> _Reading passage_
— Start —
Tuesday, May 27, 2014

The Health Mania

Now there can be no arguing that many Americans are not healthy but I cannot say that I have ever met with a group of people more concerned about their health. Obsessed I believe could be a better term. I am bombarded at the store on how to better increase my sex drive by eating chocolate, or increasing my life span for 5 years if I decide to run in place thirty minutes a day, to even drink booze (the more, unfortunately, is not better according to the modern incantations). What is left unsaid is that health, by itself, whether we attain it or not, is good.

It is this the root of this oddity that we are so obsessed with health and not attain it that is agitating me. A reasonable examination of what this premise reveals shows that it does not hold up. The gross example being Pol Pot was healthy until his dotage and it is inarguable, I think, to say that it would have been better if he was not so healthy. Oh we can go into the matrix of identifying what causes what but up to a 3rd of the Cambodian population was killed. Fuck any intellectualizing of that. So why is it that we are trying so hard to identify it as good while not doing very well in attaining it?

It lay in the desolation that has become the meaning drive of Americans. We gave up our transcendence for a 4 bedroom home and all that that means. We gave up the practice for transcendence for the practice of material comfort; happiness lost out to pleasure. If we identify the mid to late fifties to the mid sixties or so as the halcyon days of economic activity we find the subsequent following years as a tottering tower of illusions. We reached our Elysian fields and found that they were wanting. We found the larger and larger homes but strangely they came with more and more anti-depressants and substance abuse. Erich Fromm points this out in his book The Sane Society where he has this chart that shows some of the richest countries as being the most melancholy (he identifies this by suicide and substance abuse demographics). Yes, even the liberal bastions of hope, the Nordic countries, fare poorly in his measures as they rank very high on this list of the blues.
— End —
> _Provided records_
— Start —
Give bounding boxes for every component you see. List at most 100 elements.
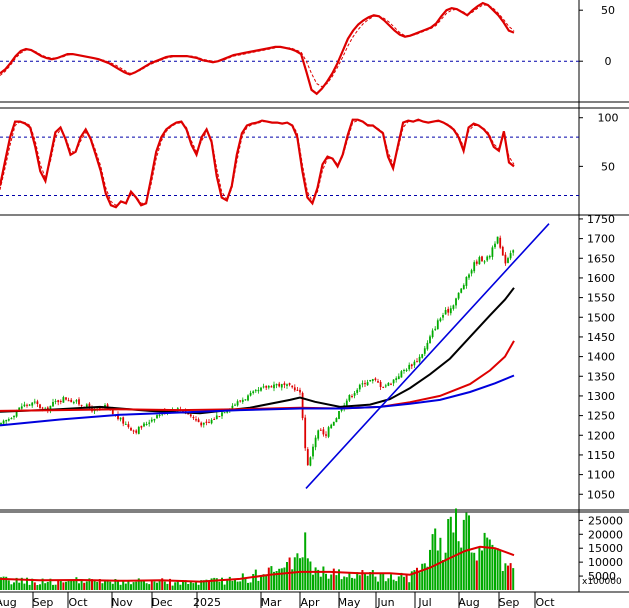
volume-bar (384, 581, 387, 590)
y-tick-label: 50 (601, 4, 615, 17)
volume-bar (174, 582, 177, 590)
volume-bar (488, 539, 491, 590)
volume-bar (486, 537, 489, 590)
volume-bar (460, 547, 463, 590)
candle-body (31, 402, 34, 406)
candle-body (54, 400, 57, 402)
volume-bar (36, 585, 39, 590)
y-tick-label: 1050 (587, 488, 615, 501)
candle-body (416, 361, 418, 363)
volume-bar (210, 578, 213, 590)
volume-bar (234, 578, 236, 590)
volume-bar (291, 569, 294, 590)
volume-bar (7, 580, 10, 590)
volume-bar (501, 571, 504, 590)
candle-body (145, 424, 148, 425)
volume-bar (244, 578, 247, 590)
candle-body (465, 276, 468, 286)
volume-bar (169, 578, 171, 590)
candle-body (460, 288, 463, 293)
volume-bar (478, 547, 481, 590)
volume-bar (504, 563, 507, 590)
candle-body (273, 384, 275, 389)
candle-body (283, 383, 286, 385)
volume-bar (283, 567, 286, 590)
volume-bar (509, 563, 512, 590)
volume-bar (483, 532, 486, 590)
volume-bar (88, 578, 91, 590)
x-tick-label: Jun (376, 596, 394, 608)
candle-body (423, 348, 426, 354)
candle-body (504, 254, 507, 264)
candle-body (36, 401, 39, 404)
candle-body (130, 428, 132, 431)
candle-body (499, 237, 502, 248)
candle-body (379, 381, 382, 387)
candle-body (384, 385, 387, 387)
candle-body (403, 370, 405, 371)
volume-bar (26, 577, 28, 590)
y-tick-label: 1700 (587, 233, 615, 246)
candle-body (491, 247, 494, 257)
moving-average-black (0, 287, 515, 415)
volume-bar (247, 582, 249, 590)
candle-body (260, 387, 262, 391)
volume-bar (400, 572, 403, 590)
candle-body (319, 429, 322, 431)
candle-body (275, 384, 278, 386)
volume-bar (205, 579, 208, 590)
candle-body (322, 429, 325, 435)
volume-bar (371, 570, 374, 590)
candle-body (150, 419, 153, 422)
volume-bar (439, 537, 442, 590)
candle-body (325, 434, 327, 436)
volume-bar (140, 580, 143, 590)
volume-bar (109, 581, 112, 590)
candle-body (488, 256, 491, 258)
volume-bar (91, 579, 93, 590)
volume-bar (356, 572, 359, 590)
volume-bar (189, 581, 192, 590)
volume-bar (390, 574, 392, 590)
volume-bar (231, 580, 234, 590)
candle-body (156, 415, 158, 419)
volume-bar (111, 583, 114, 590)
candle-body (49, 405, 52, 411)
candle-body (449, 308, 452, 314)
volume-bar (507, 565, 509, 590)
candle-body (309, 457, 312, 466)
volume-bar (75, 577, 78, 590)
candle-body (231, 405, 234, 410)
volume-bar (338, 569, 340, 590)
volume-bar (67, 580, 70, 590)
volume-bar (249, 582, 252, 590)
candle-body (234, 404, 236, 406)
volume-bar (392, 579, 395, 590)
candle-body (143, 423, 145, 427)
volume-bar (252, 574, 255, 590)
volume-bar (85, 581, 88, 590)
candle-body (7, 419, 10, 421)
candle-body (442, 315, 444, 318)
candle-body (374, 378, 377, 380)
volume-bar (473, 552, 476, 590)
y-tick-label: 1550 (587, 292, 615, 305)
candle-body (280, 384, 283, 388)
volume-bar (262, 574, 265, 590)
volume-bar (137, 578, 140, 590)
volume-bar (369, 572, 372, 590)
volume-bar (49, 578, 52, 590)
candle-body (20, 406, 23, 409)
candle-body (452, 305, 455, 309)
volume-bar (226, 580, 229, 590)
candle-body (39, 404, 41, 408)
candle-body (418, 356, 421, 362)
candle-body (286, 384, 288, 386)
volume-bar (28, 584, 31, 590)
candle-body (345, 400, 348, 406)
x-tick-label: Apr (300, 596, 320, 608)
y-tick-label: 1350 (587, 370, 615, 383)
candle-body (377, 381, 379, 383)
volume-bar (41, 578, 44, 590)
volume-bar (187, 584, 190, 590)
— End —
> _Task list_
1/ What book by Erich Fromm does the health mania post mention?
2/ Reproduce the health mania post word for word between "The Health Mania" and "not, is good.", inclusive.
3/ Pick up the health mania post after its last sentence and keep writing in the same voice.
The data is separate material, apart from the health mania post.

> _Results in order_
1/ The Sane Society

2/
The Health Mania

Now there can be no arguing that many Americans are not healthy but I cannot say that I have ever met with a group of people more concerned about their health. Obsessed I believe could be a better term. I am bombarded at the store on how to better increase my sex drive by eating chocolate, or increasing my life span for 5 years if I decide to run in place thirty minutes a day, to even drink booze (the more, unfortunately, is not better according to the modern incantations). What is left unsaid is that health, by itself, whether we attain it or not, is good.

3/
Once we, as culture (sorta), climbed that alternative ladder that started with our decision to use material gain as our goal, we found a desert of existence. We peeked over the last barrier and saw that there was nothing stretched out except a dessicated world. The meaning dried out of and left to wither like some sort of once wet rag strangled and left to burn. We have come so far down this pathway that it is hard to destroy it and start anew. Or even to build toward a different trajectory. All we have is willful ignorance, if we are too scared to jump, or rebuild, we turn from the truth that we have found and go down the same ladder. Then we pretend that we are climbing a new ladder and refuse to look over the final barrier. We fall in love with the act of agitated motion, in my mind’s eye it is very similar to the running these health focused individuals do on a treadmill, or a track, or on their memorized routes; an act of locomotion that has been elevated to a reason unto itself. I see this as the reason that I have experience many middle to upper middle class children identifying and acting out the struggles of poverty e.g. gangs. I have experienced them shooting each other, speaking as they do, expressing themselves in these manners. It seems that they have chosen to take on the actions/reactions of those lower on the ladder in order to be further from the awful truth this pathway leads. If there is no transcendence then there is only pointless toil which really was the punishment for Sisyphus. If the hill and the rock were new to him each time and he thought that it was not pointless then I could see his punishment as, at the least, pleasure inducing as he would have, at least, a material meaning to attack. But once the cat is out of the bag there is no going back. We have reached that stage. We are only now sad but skilled sacks of shit trying to forget what we saw. We are Sysyphus with the knowledge of the futility of our work but with such attachment and desire (which must be cultivated in the material drive) that we fear to let the silly action die and seek another more fulfilling one.

Healthy for what? I asked a woman I was speaking to. Perhaps a bit too roughly. She was talking about jogging.

“Huh?”

“Healthy for what? Even in a very basic material understanding, in an exchange mentality, we are born into debt-another suffered for us to be born, the earth groans under the demands to keep us (a gluttonous American) in the life we deem necessary, and what do we give back? Nothing? Healthy for what?”

“Well it isn’t just cost. There is a benefit even to an American’s life.”

“Of course, and that is the question one must ask, what is this benefit. What can we give? Who will we serve? Why do you want to be health?”

“I guess some would be scared to explore that because they are scared that they will see it is hopeless.”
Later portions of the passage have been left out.